**TASK GOAL:**
Please copy the material from its first line up to and including the line with "- save-button[interactable]: Speichern: [225, 101, 300, 115]", keeping every character unchanged.

**THE RECORDS:**
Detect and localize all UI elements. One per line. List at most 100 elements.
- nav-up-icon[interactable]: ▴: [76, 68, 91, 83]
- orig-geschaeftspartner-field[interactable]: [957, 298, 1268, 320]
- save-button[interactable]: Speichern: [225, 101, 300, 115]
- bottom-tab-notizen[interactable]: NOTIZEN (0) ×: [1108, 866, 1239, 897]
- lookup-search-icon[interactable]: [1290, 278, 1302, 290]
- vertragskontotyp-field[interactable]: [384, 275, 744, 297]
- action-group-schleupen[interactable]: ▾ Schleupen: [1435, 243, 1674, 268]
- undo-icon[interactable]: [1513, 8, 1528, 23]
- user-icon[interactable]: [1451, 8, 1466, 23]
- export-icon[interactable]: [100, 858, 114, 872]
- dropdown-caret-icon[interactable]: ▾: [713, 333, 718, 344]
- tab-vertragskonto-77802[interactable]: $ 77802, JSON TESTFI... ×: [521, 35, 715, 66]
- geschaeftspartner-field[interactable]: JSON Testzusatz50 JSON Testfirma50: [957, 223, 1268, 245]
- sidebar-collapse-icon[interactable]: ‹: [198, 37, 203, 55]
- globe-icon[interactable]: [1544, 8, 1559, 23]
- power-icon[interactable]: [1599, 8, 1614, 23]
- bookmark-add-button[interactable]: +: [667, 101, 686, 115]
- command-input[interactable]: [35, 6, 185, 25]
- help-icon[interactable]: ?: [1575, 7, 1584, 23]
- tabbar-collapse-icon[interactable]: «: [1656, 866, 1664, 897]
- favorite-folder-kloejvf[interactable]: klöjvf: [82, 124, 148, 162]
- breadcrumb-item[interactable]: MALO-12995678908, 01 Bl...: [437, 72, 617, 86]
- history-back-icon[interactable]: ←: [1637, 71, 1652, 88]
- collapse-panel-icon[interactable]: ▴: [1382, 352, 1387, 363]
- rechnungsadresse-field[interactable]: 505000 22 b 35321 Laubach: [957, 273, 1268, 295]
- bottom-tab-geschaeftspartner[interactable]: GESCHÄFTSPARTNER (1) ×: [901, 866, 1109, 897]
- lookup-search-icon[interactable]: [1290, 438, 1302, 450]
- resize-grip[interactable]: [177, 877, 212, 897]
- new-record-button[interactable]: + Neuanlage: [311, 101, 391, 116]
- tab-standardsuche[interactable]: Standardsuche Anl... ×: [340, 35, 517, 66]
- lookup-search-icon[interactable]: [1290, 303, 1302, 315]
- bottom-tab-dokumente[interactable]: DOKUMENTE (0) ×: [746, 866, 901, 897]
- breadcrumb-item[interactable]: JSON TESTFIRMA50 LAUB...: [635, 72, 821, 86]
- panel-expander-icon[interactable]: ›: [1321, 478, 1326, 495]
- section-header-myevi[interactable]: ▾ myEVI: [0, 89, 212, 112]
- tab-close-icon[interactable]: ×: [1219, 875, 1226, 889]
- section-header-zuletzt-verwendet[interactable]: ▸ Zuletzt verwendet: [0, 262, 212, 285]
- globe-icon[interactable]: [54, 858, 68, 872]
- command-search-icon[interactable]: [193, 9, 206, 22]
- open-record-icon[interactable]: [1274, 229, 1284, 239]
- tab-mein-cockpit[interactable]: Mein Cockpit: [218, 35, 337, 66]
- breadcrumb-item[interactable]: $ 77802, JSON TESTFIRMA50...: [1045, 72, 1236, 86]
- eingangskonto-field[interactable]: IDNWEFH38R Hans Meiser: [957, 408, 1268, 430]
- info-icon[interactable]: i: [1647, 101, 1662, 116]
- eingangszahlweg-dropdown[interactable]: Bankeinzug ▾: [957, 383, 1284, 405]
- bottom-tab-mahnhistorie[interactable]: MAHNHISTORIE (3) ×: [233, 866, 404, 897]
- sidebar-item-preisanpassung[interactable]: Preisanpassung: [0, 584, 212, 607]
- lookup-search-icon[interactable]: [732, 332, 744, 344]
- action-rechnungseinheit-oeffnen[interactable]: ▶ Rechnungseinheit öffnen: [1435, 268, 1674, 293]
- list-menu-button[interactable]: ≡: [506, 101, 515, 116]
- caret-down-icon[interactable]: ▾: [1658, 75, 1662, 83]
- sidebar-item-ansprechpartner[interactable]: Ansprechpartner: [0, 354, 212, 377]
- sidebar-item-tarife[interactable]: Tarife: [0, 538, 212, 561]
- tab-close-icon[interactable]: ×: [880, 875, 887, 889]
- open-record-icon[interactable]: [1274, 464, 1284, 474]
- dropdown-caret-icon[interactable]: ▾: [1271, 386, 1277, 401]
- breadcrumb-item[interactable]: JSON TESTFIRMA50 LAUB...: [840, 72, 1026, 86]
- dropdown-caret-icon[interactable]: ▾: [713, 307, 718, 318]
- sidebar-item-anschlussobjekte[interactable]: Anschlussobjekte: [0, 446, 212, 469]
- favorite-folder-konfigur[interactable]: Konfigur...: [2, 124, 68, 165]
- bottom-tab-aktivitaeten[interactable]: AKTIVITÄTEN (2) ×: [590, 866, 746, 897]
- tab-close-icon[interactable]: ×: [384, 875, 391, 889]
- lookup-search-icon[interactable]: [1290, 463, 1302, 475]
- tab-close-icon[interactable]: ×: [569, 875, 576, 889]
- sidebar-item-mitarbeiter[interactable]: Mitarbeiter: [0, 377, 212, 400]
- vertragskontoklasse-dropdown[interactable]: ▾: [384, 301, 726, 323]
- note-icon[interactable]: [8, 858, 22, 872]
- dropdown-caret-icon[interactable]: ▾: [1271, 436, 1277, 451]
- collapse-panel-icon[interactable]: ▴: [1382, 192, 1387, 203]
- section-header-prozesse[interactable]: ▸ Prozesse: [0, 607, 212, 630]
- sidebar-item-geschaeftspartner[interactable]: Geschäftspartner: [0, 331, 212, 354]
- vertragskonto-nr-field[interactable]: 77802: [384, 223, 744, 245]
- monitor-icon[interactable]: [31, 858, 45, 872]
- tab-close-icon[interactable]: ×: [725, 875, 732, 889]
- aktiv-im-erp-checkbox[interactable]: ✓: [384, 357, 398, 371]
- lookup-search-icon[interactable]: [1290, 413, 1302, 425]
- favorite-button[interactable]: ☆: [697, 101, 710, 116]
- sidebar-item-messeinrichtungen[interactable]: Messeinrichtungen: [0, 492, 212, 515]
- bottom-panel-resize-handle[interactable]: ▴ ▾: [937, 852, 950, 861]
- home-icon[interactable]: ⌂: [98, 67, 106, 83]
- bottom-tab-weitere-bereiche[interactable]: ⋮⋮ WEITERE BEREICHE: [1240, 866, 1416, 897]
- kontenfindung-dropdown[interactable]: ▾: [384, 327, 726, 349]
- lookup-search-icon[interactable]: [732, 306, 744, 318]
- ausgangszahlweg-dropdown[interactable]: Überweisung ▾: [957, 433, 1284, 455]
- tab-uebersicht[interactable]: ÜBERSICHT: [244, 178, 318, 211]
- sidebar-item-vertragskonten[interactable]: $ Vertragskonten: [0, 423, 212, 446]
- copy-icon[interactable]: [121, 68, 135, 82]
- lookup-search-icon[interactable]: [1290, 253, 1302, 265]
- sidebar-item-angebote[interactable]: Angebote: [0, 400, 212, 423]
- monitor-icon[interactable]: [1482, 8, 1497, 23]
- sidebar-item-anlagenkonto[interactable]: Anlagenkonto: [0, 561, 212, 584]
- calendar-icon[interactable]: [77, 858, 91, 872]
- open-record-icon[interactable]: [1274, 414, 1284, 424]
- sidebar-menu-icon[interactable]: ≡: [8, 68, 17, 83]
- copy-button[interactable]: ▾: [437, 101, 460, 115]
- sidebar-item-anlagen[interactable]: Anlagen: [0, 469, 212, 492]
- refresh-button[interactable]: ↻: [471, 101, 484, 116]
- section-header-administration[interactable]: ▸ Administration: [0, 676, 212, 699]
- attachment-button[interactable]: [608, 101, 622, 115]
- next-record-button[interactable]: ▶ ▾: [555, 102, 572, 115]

**RESPONSE TO THIS TASK:**
Detect and localize all UI elements. One per line. List at most 100 elements.
- nav-up-icon[interactable]: ▴: [76, 68, 91, 83]
- orig-geschaeftspartner-field[interactable]: [957, 298, 1268, 320]
- save-button[interactable]: Speichern: [225, 101, 300, 115]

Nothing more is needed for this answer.